**WHAT YOU NEED TO DO**
Go through the listing and copy each line with the string "Usage".

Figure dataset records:
_ _ _ _ _ _ _

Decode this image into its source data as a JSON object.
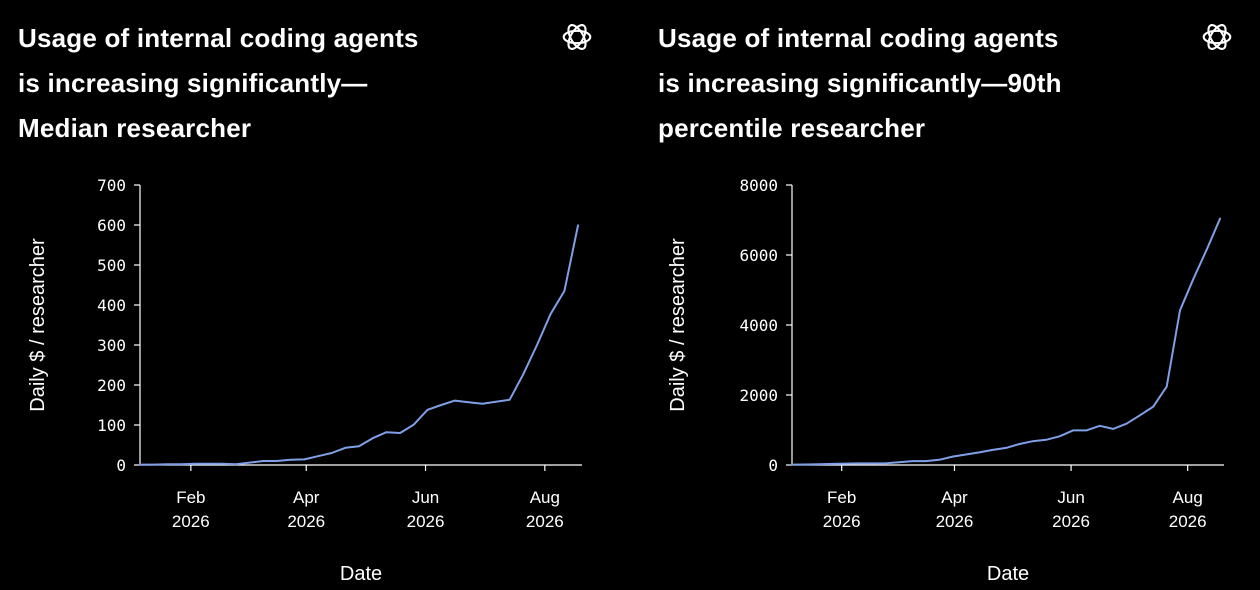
{
  "panels": [
    {
      "title_lines": [
        "Usage of internal coding agents",
        "is increasing significantly—",
        "Median researcher"
      ],
      "logo_icon": "openai-logo-icon"
    },
    {
      "title_lines": [
        "Usage of internal coding agents",
        "is increasing significantly—90th",
        "percentile researcher"
      ],
      "logo_icon": "openai-logo-icon"
    }
  ],
  "colors": {
    "background": "#000000",
    "text": "#ffffff",
    "line": "#7f9fe6"
  },
  "chart_data": [
    {
      "type": "line",
      "title": "Usage of internal coding agents is increasing significantly—Median researcher",
      "xlabel": "Date",
      "ylabel": "Daily $ / researcher",
      "ylim": [
        0,
        700
      ],
      "xlim": [
        "2026-01-06",
        "2026-08-20"
      ],
      "yticks": [
        0,
        100,
        200,
        300,
        400,
        500,
        600,
        700
      ],
      "xticks": [
        {
          "date": "2026-02-01",
          "label1": "Feb",
          "label2": "2026"
        },
        {
          "date": "2026-04-01",
          "label1": "Apr",
          "label2": "2026"
        },
        {
          "date": "2026-06-01",
          "label1": "Jun",
          "label2": "2026"
        },
        {
          "date": "2026-08-01",
          "label1": "Aug",
          "label2": "2026"
        }
      ],
      "grid": false,
      "series": [
        {
          "x": [
            "2026-01-06",
            "2026-01-13",
            "2026-01-20",
            "2026-01-27",
            "2026-02-03",
            "2026-02-10",
            "2026-02-17",
            "2026-02-24",
            "2026-03-03",
            "2026-03-10",
            "2026-03-17",
            "2026-03-24",
            "2026-03-31",
            "2026-04-07",
            "2026-04-14",
            "2026-04-21",
            "2026-04-28",
            "2026-05-05",
            "2026-05-12",
            "2026-05-19",
            "2026-05-26",
            "2026-06-02",
            "2026-06-09",
            "2026-06-16",
            "2026-06-23",
            "2026-06-30",
            "2026-07-07",
            "2026-07-14",
            "2026-07-21",
            "2026-07-28",
            "2026-08-04",
            "2026-08-11",
            "2026-08-18"
          ],
          "y": [
            1,
            1,
            2,
            2,
            3,
            3,
            3,
            2,
            6,
            10,
            10,
            13,
            14,
            22,
            30,
            43,
            47,
            67,
            82,
            80,
            101,
            138,
            150,
            161,
            157,
            153,
            158,
            163,
            227,
            300,
            378,
            435,
            600
          ]
        }
      ]
    },
    {
      "type": "line",
      "title": "Usage of internal coding agents is increasing significantly—90th percentile researcher",
      "xlabel": "Date",
      "ylabel": "Daily $ / researcher",
      "ylim": [
        0,
        8000
      ],
      "xlim": [
        "2026-01-06",
        "2026-08-20"
      ],
      "yticks": [
        0,
        2000,
        4000,
        6000,
        8000
      ],
      "xticks": [
        {
          "date": "2026-02-01",
          "label1": "Feb",
          "label2": "2026"
        },
        {
          "date": "2026-04-01",
          "label1": "Apr",
          "label2": "2026"
        },
        {
          "date": "2026-06-01",
          "label1": "Jun",
          "label2": "2026"
        },
        {
          "date": "2026-08-01",
          "label1": "Aug",
          "label2": "2026"
        }
      ],
      "grid": false,
      "series": [
        {
          "x": [
            "2026-01-06",
            "2026-01-13",
            "2026-01-20",
            "2026-01-27",
            "2026-02-03",
            "2026-02-10",
            "2026-02-17",
            "2026-02-24",
            "2026-03-03",
            "2026-03-10",
            "2026-03-17",
            "2026-03-24",
            "2026-03-31",
            "2026-04-07",
            "2026-04-14",
            "2026-04-21",
            "2026-04-28",
            "2026-05-05",
            "2026-05-12",
            "2026-05-19",
            "2026-05-26",
            "2026-06-02",
            "2026-06-09",
            "2026-06-16",
            "2026-06-23",
            "2026-06-30",
            "2026-07-07",
            "2026-07-14",
            "2026-07-21",
            "2026-07-28",
            "2026-08-04",
            "2026-08-11",
            "2026-08-18"
          ],
          "y": [
            10,
            15,
            20,
            30,
            40,
            45,
            45,
            50,
            80,
            110,
            110,
            150,
            240,
            300,
            360,
            430,
            490,
            600,
            680,
            720,
            820,
            990,
            990,
            1120,
            1030,
            1180,
            1420,
            1670,
            2240,
            4420,
            5320,
            6160,
            7050
          ]
        }
      ]
    }
  ]
}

_ _ _ _ _ _ _

**TASK OUTPUT**
        "Usage of internal coding agents",
        "Usage of internal coding agents",
      "title": "Usage of internal coding agents is increasing significantly—Median researcher",
      "title": "Usage of internal coding agents is increasing significantly—90th percentile researcher",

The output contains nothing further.